━━ Exercise data
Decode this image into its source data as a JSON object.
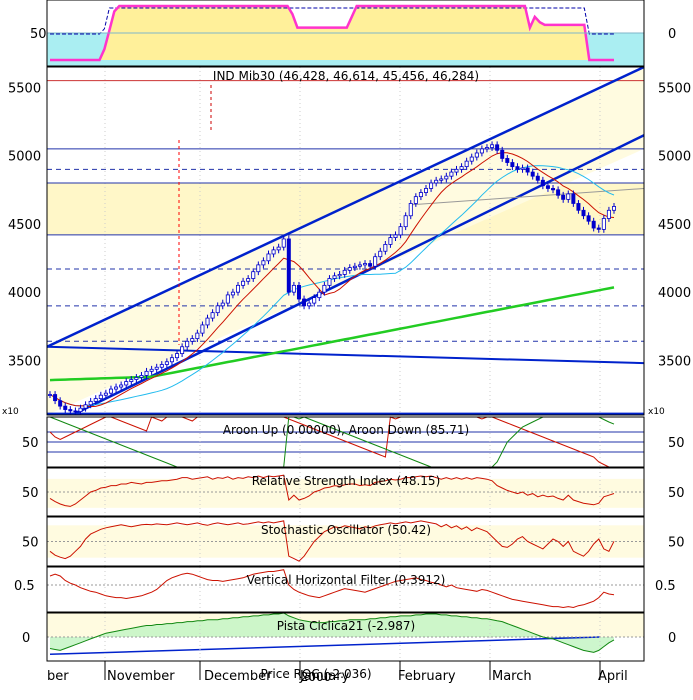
{
  "chart_data": [
    {
      "type": "line",
      "panel": "top-indicator",
      "yticks": [
        50
      ],
      "right_ticks": [
        0
      ],
      "series": [
        {
          "values": [
            0,
            0,
            0,
            0,
            0,
            0,
            0,
            0,
            0,
            0,
            0,
            20,
            55,
            90,
            100,
            100,
            100,
            100,
            100,
            100,
            100,
            100,
            100,
            100,
            100,
            100,
            100,
            100,
            100,
            100,
            100,
            100,
            100,
            100,
            100,
            100,
            100,
            100,
            100,
            100,
            100,
            100,
            100,
            100,
            100,
            100,
            100,
            100,
            100,
            85,
            60,
            60,
            60,
            60,
            60,
            60,
            60,
            60,
            60,
            60,
            60,
            80,
            100,
            100,
            100,
            100,
            100,
            100,
            100,
            100,
            100,
            100,
            100,
            100,
            100,
            100,
            100,
            100,
            100,
            100,
            100,
            100,
            100,
            100,
            100,
            100,
            100,
            100,
            100,
            100,
            100,
            100,
            100,
            100,
            100,
            100,
            100,
            60,
            80,
            70,
            65,
            65,
            65,
            65,
            65,
            65,
            65,
            65,
            65,
            0,
            0,
            0,
            0,
            0,
            0
          ]
        }
      ]
    },
    {
      "type": "candlestick",
      "panel": "price",
      "title": "IND Mib30 (46,428, 46,614, 45,456, 46,284)",
      "ylim": [
        3100,
        5650
      ],
      "yticks": [
        3500,
        4000,
        4500,
        5000,
        5500
      ],
      "scale_label": "x10",
      "close": [
        3250,
        3205,
        3165,
        3140,
        3130,
        3125,
        3150,
        3175,
        3200,
        3220,
        3245,
        3260,
        3290,
        3305,
        3320,
        3345,
        3360,
        3375,
        3390,
        3420,
        3435,
        3450,
        3470,
        3490,
        3520,
        3550,
        3600,
        3640,
        3660,
        3700,
        3760,
        3810,
        3850,
        3900,
        3920,
        3980,
        4000,
        4050,
        4080,
        4100,
        4150,
        4200,
        4230,
        4280,
        4310,
        4330,
        4390,
        4000,
        4050,
        3950,
        3900,
        3920,
        3960,
        4000,
        4050,
        4100,
        4120,
        4130,
        4160,
        4180,
        4190,
        4200,
        4210,
        4190,
        4260,
        4300,
        4350,
        4400,
        4420,
        4480,
        4560,
        4650,
        4700,
        4730,
        4760,
        4800,
        4820,
        4830,
        4850,
        4880,
        4900,
        4920,
        4960,
        4990,
        5020,
        5050,
        5060,
        5080,
        5040,
        4980,
        4950,
        4920,
        4900,
        4910,
        4880,
        4850,
        4820,
        4780,
        4760,
        4750,
        4710,
        4680,
        4720,
        4650,
        4600,
        4560,
        4520,
        4470,
        4460,
        4540,
        4600,
        4628
      ]
    },
    {
      "type": "line",
      "panel": "aroon",
      "title": "Aroon Up (0.00000), Aroon Down (85.71)",
      "yticks": [
        50
      ],
      "right_ticks": [
        50
      ],
      "series": [
        {
          "values": [
            70,
            60,
            55,
            60,
            65,
            70,
            75,
            80,
            85,
            90,
            95,
            100,
            100,
            96,
            92,
            88,
            84,
            80,
            76,
            72,
            100,
            96,
            92,
            100,
            100,
            100,
            100,
            96,
            92,
            100,
            100,
            100,
            100,
            100,
            100,
            100,
            100,
            100,
            100,
            100,
            100,
            100,
            100,
            100,
            100,
            100,
            100,
            96,
            92,
            88,
            84,
            80,
            76,
            72,
            68,
            64,
            60,
            56,
            52,
            48,
            44,
            40,
            36,
            32,
            28,
            24,
            20,
            100,
            96,
            100,
            100,
            100,
            100,
            100,
            100,
            100,
            100,
            100,
            100,
            100,
            100,
            100,
            100,
            100,
            100,
            96,
            100,
            100,
            96,
            92,
            88,
            84,
            80,
            76,
            72,
            68,
            64,
            60,
            56,
            52,
            48,
            44,
            40,
            36,
            32,
            28,
            24,
            20,
            10,
            5,
            0,
            0
          ]
        },
        {
          "values": [
            100,
            96,
            92,
            88,
            84,
            80,
            76,
            72,
            68,
            64,
            60,
            56,
            52,
            48,
            44,
            40,
            36,
            32,
            28,
            24,
            20,
            16,
            12,
            8,
            4,
            0,
            0,
            0,
            0,
            0,
            0,
            0,
            0,
            0,
            0,
            0,
            0,
            0,
            0,
            0,
            0,
            0,
            0,
            0,
            0,
            0,
            0,
            100,
            100,
            96,
            100,
            96,
            92,
            88,
            84,
            80,
            76,
            72,
            68,
            64,
            60,
            56,
            52,
            48,
            44,
            40,
            36,
            32,
            28,
            24,
            20,
            16,
            12,
            8,
            4,
            0,
            0,
            0,
            0,
            0,
            0,
            0,
            0,
            0,
            0,
            0,
            0,
            0,
            10,
            30,
            50,
            60,
            70,
            80,
            85,
            90,
            95,
            100,
            100,
            100,
            100,
            100,
            100,
            100,
            100,
            100,
            100,
            100,
            100,
            95,
            90,
            85.71
          ]
        }
      ]
    },
    {
      "type": "line",
      "panel": "rsi",
      "title": "Relative Strength Index (48.15)",
      "yticks": [
        50
      ],
      "right_ticks": [
        50
      ],
      "series": [
        {
          "values": [
            42,
            38,
            35,
            33,
            32,
            35,
            40,
            45,
            50,
            52,
            55,
            56,
            58,
            58,
            60,
            60,
            62,
            61,
            60,
            62,
            62,
            63,
            64,
            64,
            65,
            66,
            68,
            68,
            66,
            67,
            68,
            69,
            66,
            68,
            67,
            69,
            66,
            68,
            67,
            69,
            68,
            70,
            68,
            70,
            69,
            70,
            71,
            40,
            46,
            40,
            42,
            45,
            50,
            52,
            55,
            56,
            58,
            57,
            59,
            60,
            60,
            58,
            59,
            58,
            62,
            63,
            64,
            66,
            65,
            66,
            68,
            68,
            69,
            70,
            69,
            70,
            68,
            66,
            68,
            66,
            68,
            66,
            68,
            66,
            68,
            67,
            66,
            64,
            58,
            55,
            52,
            50,
            48,
            50,
            46,
            48,
            44,
            46,
            44,
            45,
            42,
            40,
            46,
            40,
            38,
            36,
            35,
            34,
            36,
            44,
            46,
            48.15
          ]
        }
      ]
    },
    {
      "type": "line",
      "panel": "stochastic",
      "title": "Stochastic Oscillator (50.42)",
      "yticks": [
        50
      ],
      "right_ticks": [
        50
      ],
      "series": [
        {
          "values": [
            30,
            22,
            18,
            15,
            20,
            30,
            40,
            55,
            65,
            70,
            75,
            78,
            80,
            82,
            84,
            82,
            80,
            82,
            84,
            85,
            84,
            86,
            85,
            84,
            86,
            88,
            86,
            84,
            86,
            88,
            85,
            83,
            86,
            88,
            86,
            84,
            86,
            88,
            85,
            86,
            88,
            90,
            88,
            90,
            88,
            90,
            92,
            20,
            15,
            10,
            20,
            35,
            50,
            60,
            70,
            75,
            80,
            78,
            82,
            80,
            78,
            76,
            80,
            78,
            82,
            84,
            86,
            88,
            86,
            88,
            90,
            88,
            90,
            92,
            90,
            88,
            86,
            80,
            85,
            78,
            82,
            75,
            80,
            72,
            78,
            74,
            70,
            60,
            50,
            40,
            38,
            45,
            55,
            60,
            50,
            45,
            40,
            35,
            45,
            55,
            50,
            40,
            50,
            30,
            25,
            20,
            30,
            45,
            55,
            35,
            30,
            50.42
          ]
        }
      ]
    },
    {
      "type": "line",
      "panel": "vhf",
      "title": "Vertical Horizontal Filter (0.3912)",
      "yticks": [
        0.5
      ],
      "right_ticks": [
        0.5
      ],
      "series": [
        {
          "values": [
            0.6,
            0.62,
            0.6,
            0.55,
            0.52,
            0.5,
            0.47,
            0.45,
            0.43,
            0.42,
            0.4,
            0.38,
            0.37,
            0.36,
            0.36,
            0.35,
            0.36,
            0.37,
            0.38,
            0.4,
            0.42,
            0.45,
            0.5,
            0.55,
            0.58,
            0.6,
            0.62,
            0.63,
            0.62,
            0.6,
            0.58,
            0.56,
            0.55,
            0.55,
            0.54,
            0.55,
            0.56,
            0.57,
            0.58,
            0.6,
            0.62,
            0.63,
            0.64,
            0.65,
            0.65,
            0.66,
            0.67,
            0.5,
            0.45,
            0.42,
            0.4,
            0.38,
            0.37,
            0.36,
            0.38,
            0.4,
            0.42,
            0.44,
            0.46,
            0.45,
            0.44,
            0.43,
            0.42,
            0.44,
            0.46,
            0.48,
            0.5,
            0.52,
            0.54,
            0.55,
            0.56,
            0.57,
            0.58,
            0.56,
            0.55,
            0.53,
            0.52,
            0.5,
            0.48,
            0.5,
            0.47,
            0.46,
            0.45,
            0.44,
            0.43,
            0.45,
            0.44,
            0.42,
            0.4,
            0.38,
            0.36,
            0.34,
            0.33,
            0.32,
            0.31,
            0.3,
            0.29,
            0.28,
            0.27,
            0.26,
            0.26,
            0.25,
            0.26,
            0.25,
            0.27,
            0.28,
            0.3,
            0.32,
            0.36,
            0.42,
            0.4,
            0.3912
          ]
        }
      ]
    },
    {
      "type": "line",
      "panel": "pista-ciclica",
      "title": "Pista Ciclica21 (-2.987)",
      "yticks": [
        0
      ],
      "right_ticks": [
        0
      ],
      "series": [
        {
          "values": [
            -12,
            -13,
            -14,
            -12,
            -10,
            -8,
            -6,
            -4,
            -2,
            0,
            2,
            4,
            5,
            6,
            7,
            8,
            9,
            10,
            11,
            12,
            12,
            13,
            13,
            14,
            14,
            15,
            15,
            16,
            16,
            17,
            17,
            18,
            18,
            18,
            19,
            19,
            20,
            20,
            21,
            21,
            22,
            22,
            23,
            23,
            24,
            24,
            25,
            22,
            20,
            18,
            17,
            16,
            15,
            15,
            15,
            16,
            16,
            17,
            17,
            18,
            18,
            18,
            18,
            19,
            19,
            20,
            20,
            21,
            21,
            22,
            22,
            22,
            23,
            23,
            24,
            24,
            24,
            23,
            23,
            22,
            22,
            21,
            21,
            20,
            20,
            19,
            19,
            18,
            17,
            16,
            14,
            12,
            10,
            8,
            6,
            4,
            2,
            0,
            -1,
            -2,
            -4,
            -6,
            -8,
            -10,
            -12,
            -14,
            -15,
            -16,
            -14,
            -10,
            -6,
            -2.987
          ]
        }
      ]
    }
  ],
  "bottom_label": "Price ROC (-2.036)",
  "year_label": "2000",
  "month_labels": [
    "ber",
    "November",
    "December",
    "January",
    "February",
    "March",
    "April"
  ],
  "colors": {
    "candle": "#0000cc",
    "channel": "#0022cc",
    "ma_short": "#cc1100",
    "ma_mid": "#22bbee",
    "ma_long": "#22cc22",
    "flat_ma": "#999999",
    "top_fill_yellow": "#fff09a",
    "top_fill_cyan": "#aaeef2",
    "top_line": "#ff33cc",
    "indicator_red": "#cc1100",
    "aroon_green": "#118811",
    "band_fill": "#fffbe0",
    "cyclica_green": "#118811",
    "cyclica_fill": "#c4f5c4"
  }
}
━━━━
Directions for this task>
Search the entries for "panel" and copy out each line that has it.

The solution>
      "panel": "top-indicator",
      "panel": "price",
      "panel": "aroon",
      "panel": "rsi",
      "panel": "stochastic",
      "panel": "vhf",
      "panel": "pista-ciclica",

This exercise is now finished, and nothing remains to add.